* [Texto de lectura]
★ ★ ★
Irán: Islam y República

El autor

Ramin Jahanbegloo (Teherán, 1956) es filósofo. Doctorado en la Sorbona, ha sido investigador en Harvard y Nueva Delhi. Dirigió el departamento de estudios contemporáneos del Cultural Research Bureau de Teherán entre el 2002 y el 2006.
Actualmente, es profesor de Ciencias Políticas en la Universidad de Toronto (Canadá). Crítico con las actuales autoridades iraníes y defensor de la no violencia, fue detenido en el 2006, «por razones de seguridad y por espionaje», y pasó varios meses en prisión.
Autor de diversas obras, su último libro publicado en España es «La solidaridad de las diferencias» (Arcadia Editorial, 2010)

 

La revolución iraní fue una conmoción en todo el mundo. En el mundo no musulmán despertó un interés renovado por la política y la religión islámicas. Para los musulmanes, fue percibido como un triunfo del islam y reforzó la resistencia frente a las influencias y las intervenciones occidentales. Inspiró la toma de la Gran Mezquita de La Meca en 1979, el asesinato del presidente egipcio Sadat en 1981, la matanza de Hama en Siria en 1982 y el atentado de 1983 contra la embajada estadounidense en Líbano.
★ ★ ★
* [Filas para trabajar]
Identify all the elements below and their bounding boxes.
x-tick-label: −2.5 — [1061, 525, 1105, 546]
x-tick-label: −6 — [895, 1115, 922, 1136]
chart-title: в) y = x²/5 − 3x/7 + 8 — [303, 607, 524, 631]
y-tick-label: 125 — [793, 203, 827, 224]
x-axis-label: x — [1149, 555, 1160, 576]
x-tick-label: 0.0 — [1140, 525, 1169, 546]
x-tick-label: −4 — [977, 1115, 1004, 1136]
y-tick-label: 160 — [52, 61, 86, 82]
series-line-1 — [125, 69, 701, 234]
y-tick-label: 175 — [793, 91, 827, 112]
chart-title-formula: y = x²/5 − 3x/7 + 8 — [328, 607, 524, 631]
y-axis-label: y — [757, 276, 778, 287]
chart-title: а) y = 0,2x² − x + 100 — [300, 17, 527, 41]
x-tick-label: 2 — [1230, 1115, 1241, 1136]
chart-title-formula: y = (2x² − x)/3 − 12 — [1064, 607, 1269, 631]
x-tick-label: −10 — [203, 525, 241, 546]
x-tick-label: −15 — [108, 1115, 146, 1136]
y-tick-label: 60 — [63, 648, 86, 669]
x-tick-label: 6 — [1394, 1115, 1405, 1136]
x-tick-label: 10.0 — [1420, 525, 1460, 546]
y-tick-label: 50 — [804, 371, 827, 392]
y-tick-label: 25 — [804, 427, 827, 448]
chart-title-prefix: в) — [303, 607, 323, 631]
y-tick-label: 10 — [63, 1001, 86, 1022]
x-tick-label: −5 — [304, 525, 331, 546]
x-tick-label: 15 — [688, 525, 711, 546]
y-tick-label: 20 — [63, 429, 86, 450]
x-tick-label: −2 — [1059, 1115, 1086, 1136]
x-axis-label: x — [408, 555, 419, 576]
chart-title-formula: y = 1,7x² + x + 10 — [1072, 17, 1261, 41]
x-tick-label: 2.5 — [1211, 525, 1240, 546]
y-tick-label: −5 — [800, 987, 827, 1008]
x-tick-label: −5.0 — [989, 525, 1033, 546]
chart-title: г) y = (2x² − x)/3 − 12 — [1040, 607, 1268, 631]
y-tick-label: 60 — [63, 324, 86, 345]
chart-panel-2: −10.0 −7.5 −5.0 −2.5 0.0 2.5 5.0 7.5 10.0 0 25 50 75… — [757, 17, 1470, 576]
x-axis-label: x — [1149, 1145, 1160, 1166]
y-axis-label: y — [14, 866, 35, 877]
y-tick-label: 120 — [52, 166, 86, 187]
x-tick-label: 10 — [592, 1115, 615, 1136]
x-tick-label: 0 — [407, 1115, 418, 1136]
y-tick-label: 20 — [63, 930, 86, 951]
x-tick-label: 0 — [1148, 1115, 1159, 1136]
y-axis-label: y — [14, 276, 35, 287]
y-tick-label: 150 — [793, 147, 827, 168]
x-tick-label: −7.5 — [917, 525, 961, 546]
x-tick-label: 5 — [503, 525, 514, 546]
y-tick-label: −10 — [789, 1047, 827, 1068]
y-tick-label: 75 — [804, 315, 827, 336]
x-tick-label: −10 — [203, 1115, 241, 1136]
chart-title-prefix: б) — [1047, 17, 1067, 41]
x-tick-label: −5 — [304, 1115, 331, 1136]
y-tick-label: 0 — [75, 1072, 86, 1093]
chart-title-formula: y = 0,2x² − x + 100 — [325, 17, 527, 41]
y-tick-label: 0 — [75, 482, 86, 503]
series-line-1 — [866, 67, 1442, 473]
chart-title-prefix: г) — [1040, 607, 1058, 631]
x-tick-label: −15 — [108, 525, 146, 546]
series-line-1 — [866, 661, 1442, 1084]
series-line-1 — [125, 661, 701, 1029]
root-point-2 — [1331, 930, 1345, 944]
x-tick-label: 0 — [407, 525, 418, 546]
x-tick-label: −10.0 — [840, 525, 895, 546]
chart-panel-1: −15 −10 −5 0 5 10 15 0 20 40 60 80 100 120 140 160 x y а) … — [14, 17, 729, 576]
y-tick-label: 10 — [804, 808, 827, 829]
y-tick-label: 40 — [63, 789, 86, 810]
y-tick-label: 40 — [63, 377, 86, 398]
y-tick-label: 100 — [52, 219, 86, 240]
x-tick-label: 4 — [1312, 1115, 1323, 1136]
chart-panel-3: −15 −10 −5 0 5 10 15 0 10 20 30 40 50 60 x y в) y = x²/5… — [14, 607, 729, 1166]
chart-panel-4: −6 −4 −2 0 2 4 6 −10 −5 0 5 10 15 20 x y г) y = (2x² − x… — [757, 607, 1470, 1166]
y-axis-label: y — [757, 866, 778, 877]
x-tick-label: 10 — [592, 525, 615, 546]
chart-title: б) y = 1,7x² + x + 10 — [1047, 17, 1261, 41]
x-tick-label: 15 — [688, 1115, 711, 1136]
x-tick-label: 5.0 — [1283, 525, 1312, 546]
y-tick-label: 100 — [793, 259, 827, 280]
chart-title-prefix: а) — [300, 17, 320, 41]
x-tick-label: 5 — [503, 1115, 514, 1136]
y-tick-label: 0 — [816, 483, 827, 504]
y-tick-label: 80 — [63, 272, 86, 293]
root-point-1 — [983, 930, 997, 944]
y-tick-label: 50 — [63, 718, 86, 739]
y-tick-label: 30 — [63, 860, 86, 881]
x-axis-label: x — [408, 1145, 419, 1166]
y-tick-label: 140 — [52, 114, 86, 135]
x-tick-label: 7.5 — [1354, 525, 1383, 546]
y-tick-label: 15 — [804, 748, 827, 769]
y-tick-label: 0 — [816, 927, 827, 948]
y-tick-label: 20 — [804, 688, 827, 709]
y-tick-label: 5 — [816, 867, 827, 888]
★ ★ ★
* [Lista de tareas]
(1) Copia tal cual las filas que van desde la primera hasta la que contiene "x-tick-label: −4 — [977, 1115, 1004, 1136]", ambas incluidas.
(2) Prosigue el texto sobre la revolución iraní a partir de su última oración.

* [Respuestas por tarea]
(1)
Identify all the elements below and their bounding boxes.
x-tick-label: −2.5 — [1061, 525, 1105, 546]
x-tick-label: −6 — [895, 1115, 922, 1136]
chart-title: в) y = x²/5 − 3x/7 + 8 — [303, 607, 524, 631]
y-tick-label: 125 — [793, 203, 827, 224]
x-axis-label: x — [1149, 555, 1160, 576]
x-tick-label: 0.0 — [1140, 525, 1169, 546]
x-tick-label: −4 — [977, 1115, 1004, 1136]

(2)
De los estados islámicos existentes, Irán es el caso más interesante, pero también aquel cuyo análisis resulta más problemático. Por ejemplo, es el único ejemplo de estado islámico establecido mediante una revolución popular. Ello explica el dualismo de las estructuras de la República Islámica de Irán. Dicha dualidad no sólo está indicada por el nombre de república islámica, que remite a un órgano republicano representativo con un presidente y un parlamento que funcionan dentro de una misma estructura política dominada por un alfaquí (jurista), sino que está relacionada con el hecho de que la república islámica declara la unidad y la hermandad de todos los musulmanes en una umma (comunidad) y, no obstante, refuerza el nacionalismo iraní.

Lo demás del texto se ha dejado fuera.